→ **Exercise details**
Find each line with the word "icon" in it, then give the total alone.

****************************************

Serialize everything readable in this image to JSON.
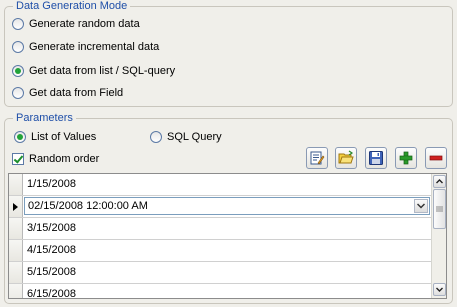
{
  "mode_group": {
    "legend": "Data Generation Mode",
    "options": [
      {
        "label": "Generate random data",
        "selected": false
      },
      {
        "label": "Generate incremental data",
        "selected": false
      },
      {
        "label": "Get data from list / SQL-query",
        "selected": true
      },
      {
        "label": "Get data from Field",
        "selected": false
      }
    ]
  },
  "params_group": {
    "legend": "Parameters",
    "source_options": [
      {
        "label": "List of Values",
        "selected": true
      },
      {
        "label": "SQL Query",
        "selected": false
      }
    ],
    "random_order": {
      "label": "Random order",
      "checked": true
    },
    "toolbar": [
      "edit-icon",
      "open-folder-icon",
      "save-icon",
      "add-icon",
      "remove-icon"
    ]
  },
  "values_grid": {
    "rows": [
      "1/15/2008",
      "02/15/2008 12:00:00 AM",
      "3/15/2008",
      "4/15/2008",
      "5/15/2008",
      "6/15/2008"
    ],
    "current_row_index": 1
  },
  "colors": {
    "legend_text": "#1f4fa8",
    "radio_selected": "#22a33a",
    "add_button": "#2a9a2a",
    "remove_button": "#d02020"
  }
}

****************************************

→ **Solution to the problem**
5